Extracted data:
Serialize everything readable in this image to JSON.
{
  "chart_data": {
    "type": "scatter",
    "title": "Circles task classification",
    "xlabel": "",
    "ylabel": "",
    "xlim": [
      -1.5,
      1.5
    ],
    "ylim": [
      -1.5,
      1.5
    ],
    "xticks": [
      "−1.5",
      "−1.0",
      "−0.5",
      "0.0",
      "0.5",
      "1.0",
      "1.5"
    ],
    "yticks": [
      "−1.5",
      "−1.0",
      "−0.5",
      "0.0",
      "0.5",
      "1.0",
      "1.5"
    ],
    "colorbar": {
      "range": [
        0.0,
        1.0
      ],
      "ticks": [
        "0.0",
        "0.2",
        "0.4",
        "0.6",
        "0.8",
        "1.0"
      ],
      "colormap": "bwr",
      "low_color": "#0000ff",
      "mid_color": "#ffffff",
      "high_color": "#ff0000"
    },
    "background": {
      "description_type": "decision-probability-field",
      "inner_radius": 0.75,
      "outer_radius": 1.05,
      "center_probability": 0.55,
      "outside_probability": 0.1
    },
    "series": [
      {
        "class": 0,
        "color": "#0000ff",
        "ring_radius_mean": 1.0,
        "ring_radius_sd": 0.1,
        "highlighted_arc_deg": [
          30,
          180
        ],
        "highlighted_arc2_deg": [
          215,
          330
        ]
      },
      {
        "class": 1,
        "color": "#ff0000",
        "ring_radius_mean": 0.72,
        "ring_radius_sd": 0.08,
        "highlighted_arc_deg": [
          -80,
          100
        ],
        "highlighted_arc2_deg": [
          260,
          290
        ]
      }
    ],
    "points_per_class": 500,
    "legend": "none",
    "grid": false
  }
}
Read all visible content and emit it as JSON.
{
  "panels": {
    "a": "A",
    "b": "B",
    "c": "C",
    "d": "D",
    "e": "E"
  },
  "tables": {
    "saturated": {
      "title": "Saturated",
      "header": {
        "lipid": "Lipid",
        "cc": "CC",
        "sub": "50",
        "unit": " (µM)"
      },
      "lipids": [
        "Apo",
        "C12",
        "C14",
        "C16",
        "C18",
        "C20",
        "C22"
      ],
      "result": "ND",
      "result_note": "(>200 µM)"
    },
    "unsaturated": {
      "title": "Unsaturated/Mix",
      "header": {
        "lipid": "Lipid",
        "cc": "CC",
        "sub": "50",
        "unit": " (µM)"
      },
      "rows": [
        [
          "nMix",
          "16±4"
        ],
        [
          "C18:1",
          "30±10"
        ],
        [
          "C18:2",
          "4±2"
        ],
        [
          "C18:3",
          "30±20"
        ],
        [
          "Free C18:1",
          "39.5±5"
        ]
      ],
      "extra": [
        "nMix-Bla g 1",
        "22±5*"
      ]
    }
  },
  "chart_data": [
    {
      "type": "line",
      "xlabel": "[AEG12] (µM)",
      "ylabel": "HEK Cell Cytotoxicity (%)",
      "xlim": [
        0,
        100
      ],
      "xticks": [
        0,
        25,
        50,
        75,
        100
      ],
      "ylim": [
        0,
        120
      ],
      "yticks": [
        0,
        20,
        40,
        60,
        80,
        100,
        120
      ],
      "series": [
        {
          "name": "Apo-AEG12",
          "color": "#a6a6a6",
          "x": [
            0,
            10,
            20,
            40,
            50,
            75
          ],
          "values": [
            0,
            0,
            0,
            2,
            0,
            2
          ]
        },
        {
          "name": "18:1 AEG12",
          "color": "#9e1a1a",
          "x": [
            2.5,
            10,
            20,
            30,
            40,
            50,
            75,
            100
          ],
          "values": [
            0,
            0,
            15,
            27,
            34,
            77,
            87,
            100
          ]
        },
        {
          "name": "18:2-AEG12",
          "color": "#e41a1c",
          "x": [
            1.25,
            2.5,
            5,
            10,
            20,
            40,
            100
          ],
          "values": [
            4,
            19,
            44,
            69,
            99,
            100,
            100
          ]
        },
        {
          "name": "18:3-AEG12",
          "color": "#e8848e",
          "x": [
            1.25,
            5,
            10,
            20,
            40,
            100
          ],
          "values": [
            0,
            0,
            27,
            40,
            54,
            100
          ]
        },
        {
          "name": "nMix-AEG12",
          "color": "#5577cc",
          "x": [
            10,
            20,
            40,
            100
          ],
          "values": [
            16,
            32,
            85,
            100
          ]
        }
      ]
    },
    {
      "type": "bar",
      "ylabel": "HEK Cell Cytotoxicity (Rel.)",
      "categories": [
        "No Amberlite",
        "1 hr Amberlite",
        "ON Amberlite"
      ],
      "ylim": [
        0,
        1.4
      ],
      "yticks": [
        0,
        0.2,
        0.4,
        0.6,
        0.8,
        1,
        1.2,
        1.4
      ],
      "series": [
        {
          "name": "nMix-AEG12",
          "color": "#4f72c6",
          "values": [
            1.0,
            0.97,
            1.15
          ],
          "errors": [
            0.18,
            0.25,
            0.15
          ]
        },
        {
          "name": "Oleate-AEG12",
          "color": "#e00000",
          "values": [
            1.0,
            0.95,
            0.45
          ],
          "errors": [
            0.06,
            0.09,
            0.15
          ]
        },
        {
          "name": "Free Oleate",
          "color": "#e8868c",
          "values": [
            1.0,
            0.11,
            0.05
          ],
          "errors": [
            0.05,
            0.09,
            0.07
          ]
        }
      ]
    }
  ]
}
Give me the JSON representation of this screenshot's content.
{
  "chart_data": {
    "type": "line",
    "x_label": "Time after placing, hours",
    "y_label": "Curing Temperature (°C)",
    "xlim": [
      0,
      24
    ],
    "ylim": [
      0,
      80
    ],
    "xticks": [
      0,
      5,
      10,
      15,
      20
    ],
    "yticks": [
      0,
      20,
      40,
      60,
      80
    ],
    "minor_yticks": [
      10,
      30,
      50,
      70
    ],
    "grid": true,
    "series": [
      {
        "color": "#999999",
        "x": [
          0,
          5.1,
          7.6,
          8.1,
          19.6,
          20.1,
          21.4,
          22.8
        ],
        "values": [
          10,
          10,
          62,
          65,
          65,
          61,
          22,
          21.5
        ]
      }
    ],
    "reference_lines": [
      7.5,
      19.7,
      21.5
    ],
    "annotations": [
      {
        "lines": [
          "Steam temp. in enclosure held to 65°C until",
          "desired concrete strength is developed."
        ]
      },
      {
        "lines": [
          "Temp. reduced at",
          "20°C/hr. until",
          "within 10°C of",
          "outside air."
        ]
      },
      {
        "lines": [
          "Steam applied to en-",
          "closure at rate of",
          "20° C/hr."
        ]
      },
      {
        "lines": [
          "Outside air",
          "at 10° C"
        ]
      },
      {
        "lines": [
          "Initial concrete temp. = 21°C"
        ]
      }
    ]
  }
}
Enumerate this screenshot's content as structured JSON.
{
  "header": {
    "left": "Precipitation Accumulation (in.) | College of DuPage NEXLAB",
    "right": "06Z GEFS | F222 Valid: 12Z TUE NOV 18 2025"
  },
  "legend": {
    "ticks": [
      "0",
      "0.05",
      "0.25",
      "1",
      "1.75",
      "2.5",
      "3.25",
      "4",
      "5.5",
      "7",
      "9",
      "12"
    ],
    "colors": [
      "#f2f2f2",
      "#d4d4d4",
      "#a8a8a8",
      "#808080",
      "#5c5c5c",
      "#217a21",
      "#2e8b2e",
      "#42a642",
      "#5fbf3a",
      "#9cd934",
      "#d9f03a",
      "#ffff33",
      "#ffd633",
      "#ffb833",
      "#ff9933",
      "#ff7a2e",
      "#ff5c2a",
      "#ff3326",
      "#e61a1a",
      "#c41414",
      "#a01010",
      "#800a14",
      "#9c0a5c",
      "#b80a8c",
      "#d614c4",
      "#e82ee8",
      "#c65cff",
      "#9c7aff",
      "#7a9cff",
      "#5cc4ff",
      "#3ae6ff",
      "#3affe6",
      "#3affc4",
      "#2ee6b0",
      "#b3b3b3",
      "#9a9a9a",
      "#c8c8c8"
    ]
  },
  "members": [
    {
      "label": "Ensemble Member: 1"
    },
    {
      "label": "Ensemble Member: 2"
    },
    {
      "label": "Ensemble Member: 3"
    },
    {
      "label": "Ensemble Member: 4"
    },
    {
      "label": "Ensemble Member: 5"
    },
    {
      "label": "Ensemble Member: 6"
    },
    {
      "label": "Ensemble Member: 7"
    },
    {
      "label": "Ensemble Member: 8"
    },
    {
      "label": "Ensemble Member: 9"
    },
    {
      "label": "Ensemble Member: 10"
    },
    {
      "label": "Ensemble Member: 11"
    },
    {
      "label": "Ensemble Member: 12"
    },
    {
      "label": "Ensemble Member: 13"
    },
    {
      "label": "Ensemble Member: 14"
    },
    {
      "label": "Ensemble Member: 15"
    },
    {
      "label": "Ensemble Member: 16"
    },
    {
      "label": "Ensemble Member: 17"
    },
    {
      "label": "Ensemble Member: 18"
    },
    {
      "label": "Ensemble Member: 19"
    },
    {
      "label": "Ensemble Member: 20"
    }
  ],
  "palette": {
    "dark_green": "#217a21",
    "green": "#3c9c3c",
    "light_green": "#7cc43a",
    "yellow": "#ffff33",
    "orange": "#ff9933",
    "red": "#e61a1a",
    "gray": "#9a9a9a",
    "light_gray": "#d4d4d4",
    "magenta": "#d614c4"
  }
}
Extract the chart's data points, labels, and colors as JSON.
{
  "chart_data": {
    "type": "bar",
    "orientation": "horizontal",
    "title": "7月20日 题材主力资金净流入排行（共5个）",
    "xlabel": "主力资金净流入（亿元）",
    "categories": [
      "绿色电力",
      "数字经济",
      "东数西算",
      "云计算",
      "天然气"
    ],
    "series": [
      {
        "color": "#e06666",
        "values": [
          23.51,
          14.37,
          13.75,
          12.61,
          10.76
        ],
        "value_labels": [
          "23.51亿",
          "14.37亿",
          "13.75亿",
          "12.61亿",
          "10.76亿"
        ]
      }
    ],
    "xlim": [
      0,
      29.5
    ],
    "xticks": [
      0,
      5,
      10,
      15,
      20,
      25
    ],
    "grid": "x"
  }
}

The task:
Which lines contain the word "xlabel"? Copy each of them.

Answer in full:
    "xlabel": "",
      "xlabel": "[AEG12] (µM)",
    "xlabel": "主力资金净流入（亿元）",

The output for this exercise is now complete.